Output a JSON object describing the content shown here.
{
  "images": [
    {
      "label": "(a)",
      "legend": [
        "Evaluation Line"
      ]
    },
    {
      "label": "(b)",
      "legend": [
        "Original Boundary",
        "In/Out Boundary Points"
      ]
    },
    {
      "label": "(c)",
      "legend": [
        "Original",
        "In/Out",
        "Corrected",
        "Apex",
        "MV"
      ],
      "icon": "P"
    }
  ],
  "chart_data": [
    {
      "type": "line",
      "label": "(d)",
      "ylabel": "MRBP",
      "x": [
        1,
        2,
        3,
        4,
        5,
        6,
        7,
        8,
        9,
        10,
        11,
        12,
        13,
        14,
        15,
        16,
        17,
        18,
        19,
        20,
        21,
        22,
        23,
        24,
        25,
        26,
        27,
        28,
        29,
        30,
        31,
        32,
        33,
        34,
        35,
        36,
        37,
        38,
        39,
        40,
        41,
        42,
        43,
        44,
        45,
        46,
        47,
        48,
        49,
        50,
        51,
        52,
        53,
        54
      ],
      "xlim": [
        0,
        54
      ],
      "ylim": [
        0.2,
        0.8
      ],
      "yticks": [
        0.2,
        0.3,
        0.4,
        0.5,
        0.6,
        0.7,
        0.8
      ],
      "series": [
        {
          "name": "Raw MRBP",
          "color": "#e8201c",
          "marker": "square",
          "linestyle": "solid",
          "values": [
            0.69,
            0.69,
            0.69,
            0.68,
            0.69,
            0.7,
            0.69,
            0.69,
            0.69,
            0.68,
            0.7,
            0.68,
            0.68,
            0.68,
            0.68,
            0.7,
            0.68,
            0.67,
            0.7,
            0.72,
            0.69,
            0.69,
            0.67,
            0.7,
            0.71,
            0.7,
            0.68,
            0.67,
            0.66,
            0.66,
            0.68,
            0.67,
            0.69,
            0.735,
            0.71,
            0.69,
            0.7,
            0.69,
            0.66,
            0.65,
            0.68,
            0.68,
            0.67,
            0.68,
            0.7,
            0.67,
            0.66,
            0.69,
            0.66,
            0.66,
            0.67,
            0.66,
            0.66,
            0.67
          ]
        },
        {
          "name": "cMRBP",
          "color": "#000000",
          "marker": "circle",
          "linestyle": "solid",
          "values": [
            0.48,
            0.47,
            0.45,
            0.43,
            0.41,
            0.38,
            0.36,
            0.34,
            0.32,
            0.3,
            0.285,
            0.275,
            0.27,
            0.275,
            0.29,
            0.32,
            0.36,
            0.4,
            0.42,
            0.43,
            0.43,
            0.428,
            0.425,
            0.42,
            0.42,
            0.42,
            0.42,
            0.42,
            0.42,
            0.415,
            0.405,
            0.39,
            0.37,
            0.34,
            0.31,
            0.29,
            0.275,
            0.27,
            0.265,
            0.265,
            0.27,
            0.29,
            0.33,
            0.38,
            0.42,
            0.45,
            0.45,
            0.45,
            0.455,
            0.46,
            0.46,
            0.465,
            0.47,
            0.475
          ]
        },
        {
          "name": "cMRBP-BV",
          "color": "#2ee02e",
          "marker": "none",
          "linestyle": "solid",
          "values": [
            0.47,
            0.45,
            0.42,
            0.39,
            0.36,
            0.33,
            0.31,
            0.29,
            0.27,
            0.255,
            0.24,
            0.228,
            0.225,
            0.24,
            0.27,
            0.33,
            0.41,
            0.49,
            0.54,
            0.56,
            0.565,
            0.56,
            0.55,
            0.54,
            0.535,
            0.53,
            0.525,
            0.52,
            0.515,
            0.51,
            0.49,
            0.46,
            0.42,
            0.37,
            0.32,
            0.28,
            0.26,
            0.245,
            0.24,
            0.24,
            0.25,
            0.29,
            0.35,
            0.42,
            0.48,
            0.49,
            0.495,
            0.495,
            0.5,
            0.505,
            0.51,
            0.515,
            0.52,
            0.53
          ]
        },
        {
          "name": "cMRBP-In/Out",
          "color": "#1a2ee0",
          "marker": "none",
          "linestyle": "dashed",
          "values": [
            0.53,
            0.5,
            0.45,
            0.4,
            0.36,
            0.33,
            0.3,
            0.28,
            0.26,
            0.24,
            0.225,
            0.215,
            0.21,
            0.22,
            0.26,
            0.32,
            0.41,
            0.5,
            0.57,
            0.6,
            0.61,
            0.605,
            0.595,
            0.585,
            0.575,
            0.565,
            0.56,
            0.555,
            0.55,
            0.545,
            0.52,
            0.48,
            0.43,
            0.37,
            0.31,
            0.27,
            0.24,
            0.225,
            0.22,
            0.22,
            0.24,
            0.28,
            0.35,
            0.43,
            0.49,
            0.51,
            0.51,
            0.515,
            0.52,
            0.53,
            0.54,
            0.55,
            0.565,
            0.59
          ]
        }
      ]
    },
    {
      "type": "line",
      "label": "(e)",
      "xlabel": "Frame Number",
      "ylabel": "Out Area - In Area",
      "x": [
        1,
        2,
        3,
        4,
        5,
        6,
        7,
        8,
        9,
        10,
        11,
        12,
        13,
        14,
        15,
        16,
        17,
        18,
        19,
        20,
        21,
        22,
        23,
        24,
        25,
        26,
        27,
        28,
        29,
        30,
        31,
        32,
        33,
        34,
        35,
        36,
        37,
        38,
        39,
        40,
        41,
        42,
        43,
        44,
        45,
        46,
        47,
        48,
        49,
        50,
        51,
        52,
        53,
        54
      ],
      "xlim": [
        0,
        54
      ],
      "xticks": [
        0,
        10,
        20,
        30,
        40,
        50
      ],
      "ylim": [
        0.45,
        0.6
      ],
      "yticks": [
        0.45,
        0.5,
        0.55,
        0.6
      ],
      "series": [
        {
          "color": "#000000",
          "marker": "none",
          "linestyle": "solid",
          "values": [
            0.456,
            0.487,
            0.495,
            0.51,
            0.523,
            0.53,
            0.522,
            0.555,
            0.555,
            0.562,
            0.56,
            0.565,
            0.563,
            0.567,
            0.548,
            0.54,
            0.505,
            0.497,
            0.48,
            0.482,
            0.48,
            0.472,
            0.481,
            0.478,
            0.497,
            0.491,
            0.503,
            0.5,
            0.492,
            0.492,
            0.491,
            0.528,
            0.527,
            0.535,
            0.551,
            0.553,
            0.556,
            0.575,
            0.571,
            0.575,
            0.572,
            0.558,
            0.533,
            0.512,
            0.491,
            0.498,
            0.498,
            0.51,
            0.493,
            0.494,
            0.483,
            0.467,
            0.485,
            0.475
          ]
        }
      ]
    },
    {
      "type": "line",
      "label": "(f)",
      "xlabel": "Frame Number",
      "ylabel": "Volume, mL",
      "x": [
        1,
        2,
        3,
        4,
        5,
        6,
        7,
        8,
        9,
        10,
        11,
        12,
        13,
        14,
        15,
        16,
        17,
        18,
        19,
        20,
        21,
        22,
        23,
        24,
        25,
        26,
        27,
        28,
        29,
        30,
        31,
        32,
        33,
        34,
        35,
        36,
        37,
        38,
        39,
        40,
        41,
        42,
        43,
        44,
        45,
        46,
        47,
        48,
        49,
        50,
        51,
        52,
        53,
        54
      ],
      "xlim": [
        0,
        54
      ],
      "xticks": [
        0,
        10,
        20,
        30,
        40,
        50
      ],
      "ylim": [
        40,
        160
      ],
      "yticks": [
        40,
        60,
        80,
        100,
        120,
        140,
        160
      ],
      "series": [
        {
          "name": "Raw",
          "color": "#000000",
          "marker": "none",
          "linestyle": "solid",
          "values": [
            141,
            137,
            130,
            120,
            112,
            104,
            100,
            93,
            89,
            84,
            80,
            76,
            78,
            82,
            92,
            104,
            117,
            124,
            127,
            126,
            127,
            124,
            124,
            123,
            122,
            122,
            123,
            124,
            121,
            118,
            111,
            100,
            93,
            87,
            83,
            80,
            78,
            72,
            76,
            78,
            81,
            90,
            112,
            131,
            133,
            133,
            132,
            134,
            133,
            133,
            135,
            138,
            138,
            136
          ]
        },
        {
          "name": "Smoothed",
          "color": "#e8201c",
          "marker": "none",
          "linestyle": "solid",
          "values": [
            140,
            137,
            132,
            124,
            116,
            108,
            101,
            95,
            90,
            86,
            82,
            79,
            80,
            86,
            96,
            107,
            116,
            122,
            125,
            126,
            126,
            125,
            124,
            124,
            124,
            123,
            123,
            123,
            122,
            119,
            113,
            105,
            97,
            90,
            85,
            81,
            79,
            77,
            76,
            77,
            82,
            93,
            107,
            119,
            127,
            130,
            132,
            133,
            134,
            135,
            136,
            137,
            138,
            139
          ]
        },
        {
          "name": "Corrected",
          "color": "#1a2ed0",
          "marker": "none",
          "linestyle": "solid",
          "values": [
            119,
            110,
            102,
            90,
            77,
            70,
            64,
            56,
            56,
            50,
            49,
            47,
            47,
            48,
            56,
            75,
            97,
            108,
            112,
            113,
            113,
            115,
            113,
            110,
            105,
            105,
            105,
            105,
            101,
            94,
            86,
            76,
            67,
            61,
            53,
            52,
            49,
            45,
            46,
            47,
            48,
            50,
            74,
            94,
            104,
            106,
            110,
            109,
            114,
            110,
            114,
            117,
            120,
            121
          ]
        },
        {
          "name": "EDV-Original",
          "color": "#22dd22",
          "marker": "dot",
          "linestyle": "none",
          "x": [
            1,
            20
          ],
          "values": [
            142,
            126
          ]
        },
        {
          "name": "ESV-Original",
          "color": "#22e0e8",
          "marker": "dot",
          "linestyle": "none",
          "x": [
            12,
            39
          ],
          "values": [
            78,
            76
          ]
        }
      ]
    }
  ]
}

• [WHAT NEEDS TO BE DONE]:
Using the records above, find and show each line with the string "ylabel".

• [WRITTEN ANSWER]:
      "ylabel": "MRBP",
      "ylabel": "Out Area - In Area",
      "ylabel": "Volume, mL",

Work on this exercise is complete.